| DATA TO USE |
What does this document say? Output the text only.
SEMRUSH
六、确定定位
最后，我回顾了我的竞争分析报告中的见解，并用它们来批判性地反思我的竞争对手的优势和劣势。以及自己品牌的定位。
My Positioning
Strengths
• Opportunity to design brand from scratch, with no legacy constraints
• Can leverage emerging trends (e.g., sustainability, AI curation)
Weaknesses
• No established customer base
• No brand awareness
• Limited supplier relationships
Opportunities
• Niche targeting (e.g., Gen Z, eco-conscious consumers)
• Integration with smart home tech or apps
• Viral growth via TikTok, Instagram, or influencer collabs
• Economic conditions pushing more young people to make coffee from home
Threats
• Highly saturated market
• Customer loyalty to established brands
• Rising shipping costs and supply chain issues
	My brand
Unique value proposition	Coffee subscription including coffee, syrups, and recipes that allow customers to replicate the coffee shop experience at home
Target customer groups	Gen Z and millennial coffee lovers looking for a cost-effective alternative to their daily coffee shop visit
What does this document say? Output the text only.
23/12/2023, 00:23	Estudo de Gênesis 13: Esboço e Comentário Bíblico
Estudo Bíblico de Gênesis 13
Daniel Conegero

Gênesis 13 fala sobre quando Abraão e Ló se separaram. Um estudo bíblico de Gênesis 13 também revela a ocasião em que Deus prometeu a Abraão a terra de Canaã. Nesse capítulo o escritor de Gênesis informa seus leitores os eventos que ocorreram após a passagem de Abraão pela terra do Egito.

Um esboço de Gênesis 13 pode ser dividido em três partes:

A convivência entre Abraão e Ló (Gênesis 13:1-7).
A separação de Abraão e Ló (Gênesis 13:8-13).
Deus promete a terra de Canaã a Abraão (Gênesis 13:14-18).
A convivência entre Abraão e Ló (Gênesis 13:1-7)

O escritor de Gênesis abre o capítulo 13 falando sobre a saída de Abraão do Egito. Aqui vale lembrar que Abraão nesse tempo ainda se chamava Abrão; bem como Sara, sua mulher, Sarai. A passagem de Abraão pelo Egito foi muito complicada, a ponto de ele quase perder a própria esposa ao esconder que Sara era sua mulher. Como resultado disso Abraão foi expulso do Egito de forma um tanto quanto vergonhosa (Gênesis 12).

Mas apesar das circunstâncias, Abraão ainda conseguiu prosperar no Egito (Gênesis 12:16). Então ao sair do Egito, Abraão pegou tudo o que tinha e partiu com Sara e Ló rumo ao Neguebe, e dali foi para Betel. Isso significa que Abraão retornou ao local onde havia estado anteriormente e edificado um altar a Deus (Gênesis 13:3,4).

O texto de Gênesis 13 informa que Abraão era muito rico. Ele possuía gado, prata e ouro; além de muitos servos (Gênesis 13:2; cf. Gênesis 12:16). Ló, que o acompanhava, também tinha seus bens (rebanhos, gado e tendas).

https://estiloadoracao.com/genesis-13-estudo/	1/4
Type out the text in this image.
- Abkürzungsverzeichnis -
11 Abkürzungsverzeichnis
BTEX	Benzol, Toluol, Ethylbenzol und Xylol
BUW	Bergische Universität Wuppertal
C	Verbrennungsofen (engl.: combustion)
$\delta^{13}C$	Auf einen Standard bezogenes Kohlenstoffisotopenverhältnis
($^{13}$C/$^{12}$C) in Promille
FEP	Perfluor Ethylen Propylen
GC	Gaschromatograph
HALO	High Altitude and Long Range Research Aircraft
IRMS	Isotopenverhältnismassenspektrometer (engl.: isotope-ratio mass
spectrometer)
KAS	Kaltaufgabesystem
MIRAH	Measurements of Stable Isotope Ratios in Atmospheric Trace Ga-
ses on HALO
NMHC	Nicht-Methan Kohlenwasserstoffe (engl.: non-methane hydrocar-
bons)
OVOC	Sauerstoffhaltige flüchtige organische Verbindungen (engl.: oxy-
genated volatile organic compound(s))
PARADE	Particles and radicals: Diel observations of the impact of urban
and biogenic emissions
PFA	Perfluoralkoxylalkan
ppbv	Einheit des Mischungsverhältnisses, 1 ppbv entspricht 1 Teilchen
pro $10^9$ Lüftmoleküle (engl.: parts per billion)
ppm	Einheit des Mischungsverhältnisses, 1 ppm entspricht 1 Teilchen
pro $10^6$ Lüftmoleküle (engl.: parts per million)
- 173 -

| AIM OF THE TASK |
Exact copies of the line containing "Type out the text in this image." and of every line after it through the end of the entries are all that should be output.

| TASK OUTPUT |
Type out the text in this image.
- Abkürzungsverzeichnis -
11 Abkürzungsverzeichnis
BTEX	Benzol, Toluol, Ethylbenzol und Xylol
BUW	Bergische Universität Wuppertal
C	Verbrennungsofen (engl.: combustion)
$\delta^{13}C$	Auf einen Standard bezogenes Kohlenstoffisotopenverhältnis
($^{13}$C/$^{12}$C) in Promille
FEP	Perfluor Ethylen Propylen
GC	Gaschromatograph
HALO	High Altitude and Long Range Research Aircraft
IRMS	Isotopenverhältnismassenspektrometer (engl.: isotope-ratio mass
spectrometer)
KAS	Kaltaufgabesystem
MIRAH	Measurements of Stable Isotope Ratios in Atmospheric Trace Ga-
ses on HALO
NMHC	Nicht-Methan Kohlenwasserstoffe (engl.: non-methane hydrocar-
bons)
OVOC	Sauerstoffhaltige flüchtige organische Verbindungen (engl.: oxy-
genated volatile organic compound(s))
PARADE	Particles and radicals: Diel observations of the impact of urban
and biogenic emissions
PFA	Perfluoralkoxylalkan
ppbv	Einheit des Mischungsverhältnisses, 1 ppbv entspricht 1 Teilchen
pro $10^9$ Lüftmoleküle (engl.: parts per billion)
ppm	Einheit des Mischungsverhältnisses, 1 ppm entspricht 1 Teilchen
pro $10^6$ Lüftmoleküle (engl.: parts per million)
- 173 -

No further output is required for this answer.